#### SUPPLIED DATA

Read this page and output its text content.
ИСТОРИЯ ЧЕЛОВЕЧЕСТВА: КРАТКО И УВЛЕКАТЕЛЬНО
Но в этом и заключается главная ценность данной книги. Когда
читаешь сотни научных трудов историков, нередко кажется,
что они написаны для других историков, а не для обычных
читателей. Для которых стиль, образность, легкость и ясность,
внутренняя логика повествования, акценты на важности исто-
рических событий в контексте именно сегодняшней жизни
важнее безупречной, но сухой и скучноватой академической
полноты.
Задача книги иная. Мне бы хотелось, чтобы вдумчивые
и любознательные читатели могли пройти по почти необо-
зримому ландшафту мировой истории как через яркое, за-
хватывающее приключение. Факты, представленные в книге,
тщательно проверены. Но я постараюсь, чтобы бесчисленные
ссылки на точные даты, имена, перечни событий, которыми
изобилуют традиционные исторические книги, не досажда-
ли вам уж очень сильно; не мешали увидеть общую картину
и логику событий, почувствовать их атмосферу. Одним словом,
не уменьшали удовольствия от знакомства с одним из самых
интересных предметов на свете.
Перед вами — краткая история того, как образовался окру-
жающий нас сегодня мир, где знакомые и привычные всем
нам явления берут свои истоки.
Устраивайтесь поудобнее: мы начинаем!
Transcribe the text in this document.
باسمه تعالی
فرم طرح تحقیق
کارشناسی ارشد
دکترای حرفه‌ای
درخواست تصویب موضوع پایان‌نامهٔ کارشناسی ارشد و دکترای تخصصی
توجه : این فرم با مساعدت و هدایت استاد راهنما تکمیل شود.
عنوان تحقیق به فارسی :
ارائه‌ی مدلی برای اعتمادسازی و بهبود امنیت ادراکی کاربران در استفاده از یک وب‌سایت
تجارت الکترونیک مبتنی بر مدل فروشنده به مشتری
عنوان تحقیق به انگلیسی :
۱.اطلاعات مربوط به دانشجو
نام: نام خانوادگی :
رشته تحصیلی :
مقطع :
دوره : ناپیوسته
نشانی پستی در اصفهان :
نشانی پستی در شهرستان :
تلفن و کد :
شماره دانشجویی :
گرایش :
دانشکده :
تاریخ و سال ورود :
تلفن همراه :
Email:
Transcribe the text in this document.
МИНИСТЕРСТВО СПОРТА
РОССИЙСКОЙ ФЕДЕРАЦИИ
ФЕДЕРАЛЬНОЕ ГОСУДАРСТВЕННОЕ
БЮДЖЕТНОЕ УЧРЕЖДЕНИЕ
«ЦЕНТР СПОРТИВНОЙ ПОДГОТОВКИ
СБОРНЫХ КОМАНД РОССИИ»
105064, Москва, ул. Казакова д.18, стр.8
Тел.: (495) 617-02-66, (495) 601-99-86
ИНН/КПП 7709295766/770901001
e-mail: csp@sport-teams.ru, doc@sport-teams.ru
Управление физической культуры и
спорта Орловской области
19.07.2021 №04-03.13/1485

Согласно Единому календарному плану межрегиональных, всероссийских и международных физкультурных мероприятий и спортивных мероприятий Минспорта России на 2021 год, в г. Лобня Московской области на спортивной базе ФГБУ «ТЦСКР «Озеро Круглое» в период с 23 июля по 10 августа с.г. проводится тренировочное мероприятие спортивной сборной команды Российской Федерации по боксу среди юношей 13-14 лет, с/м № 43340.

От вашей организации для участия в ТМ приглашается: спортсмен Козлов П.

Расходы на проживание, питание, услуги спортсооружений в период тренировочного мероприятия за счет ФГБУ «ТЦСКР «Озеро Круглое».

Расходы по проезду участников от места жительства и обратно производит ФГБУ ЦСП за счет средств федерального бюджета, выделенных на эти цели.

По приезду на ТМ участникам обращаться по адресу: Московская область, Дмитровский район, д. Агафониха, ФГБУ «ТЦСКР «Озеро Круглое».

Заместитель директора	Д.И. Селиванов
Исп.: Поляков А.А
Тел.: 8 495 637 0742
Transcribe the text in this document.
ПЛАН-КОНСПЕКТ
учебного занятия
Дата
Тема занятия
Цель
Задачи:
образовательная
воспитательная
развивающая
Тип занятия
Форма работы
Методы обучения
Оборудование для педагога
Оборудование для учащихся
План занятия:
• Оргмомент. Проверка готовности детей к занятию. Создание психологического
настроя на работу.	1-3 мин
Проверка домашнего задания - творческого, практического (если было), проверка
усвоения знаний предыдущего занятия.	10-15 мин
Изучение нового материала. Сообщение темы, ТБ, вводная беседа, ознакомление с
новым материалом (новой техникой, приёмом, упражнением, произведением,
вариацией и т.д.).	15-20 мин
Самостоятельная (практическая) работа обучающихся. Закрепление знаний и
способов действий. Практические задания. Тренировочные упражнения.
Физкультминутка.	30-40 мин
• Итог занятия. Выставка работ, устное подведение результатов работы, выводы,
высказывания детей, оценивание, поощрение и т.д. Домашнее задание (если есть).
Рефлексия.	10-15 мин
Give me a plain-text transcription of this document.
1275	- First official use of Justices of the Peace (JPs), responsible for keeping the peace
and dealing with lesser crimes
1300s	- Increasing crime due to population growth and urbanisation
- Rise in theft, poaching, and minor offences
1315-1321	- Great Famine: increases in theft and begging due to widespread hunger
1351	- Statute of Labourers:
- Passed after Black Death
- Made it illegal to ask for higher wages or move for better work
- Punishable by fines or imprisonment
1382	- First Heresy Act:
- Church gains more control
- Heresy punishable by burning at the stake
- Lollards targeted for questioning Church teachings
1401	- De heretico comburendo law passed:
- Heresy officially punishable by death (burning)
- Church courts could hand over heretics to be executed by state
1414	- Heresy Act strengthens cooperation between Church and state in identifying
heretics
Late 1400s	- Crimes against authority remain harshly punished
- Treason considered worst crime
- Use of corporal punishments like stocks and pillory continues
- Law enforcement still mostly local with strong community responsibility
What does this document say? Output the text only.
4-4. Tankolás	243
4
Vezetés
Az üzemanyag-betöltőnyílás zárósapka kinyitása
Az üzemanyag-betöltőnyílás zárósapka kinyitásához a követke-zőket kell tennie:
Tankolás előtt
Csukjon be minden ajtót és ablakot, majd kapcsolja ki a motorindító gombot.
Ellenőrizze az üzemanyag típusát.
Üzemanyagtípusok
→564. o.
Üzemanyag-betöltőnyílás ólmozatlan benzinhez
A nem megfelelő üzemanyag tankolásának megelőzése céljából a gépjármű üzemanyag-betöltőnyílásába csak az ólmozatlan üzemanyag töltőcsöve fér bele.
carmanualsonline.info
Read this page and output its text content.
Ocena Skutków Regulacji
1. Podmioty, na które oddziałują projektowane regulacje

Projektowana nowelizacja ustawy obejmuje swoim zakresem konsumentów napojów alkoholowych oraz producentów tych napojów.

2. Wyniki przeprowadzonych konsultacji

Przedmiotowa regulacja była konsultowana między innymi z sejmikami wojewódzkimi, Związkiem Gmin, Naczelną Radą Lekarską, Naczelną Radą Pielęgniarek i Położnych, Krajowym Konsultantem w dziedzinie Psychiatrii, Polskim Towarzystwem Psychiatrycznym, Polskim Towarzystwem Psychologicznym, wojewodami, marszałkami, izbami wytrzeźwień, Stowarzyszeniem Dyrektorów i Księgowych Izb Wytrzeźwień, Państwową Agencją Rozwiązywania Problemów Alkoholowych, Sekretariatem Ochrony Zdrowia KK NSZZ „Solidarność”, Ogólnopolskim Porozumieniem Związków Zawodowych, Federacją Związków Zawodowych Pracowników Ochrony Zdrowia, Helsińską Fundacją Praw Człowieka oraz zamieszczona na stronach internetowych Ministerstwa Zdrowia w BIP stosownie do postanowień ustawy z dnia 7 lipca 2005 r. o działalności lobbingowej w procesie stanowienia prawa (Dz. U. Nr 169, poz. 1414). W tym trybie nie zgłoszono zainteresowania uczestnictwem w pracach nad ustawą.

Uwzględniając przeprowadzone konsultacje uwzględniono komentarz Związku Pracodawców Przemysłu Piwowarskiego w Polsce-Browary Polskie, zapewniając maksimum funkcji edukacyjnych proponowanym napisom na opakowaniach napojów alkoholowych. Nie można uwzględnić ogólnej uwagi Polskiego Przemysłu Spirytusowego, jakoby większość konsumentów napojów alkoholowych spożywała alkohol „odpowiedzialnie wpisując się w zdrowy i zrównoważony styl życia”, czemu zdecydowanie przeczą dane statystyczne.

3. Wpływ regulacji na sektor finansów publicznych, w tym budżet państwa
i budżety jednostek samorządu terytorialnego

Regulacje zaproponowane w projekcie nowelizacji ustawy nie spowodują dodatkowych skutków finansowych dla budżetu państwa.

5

########

= TASK REQUIREMENTS =
Report how many lines in these entries contain "burning". Answer with the number only.

= FULL OUTPUT =
2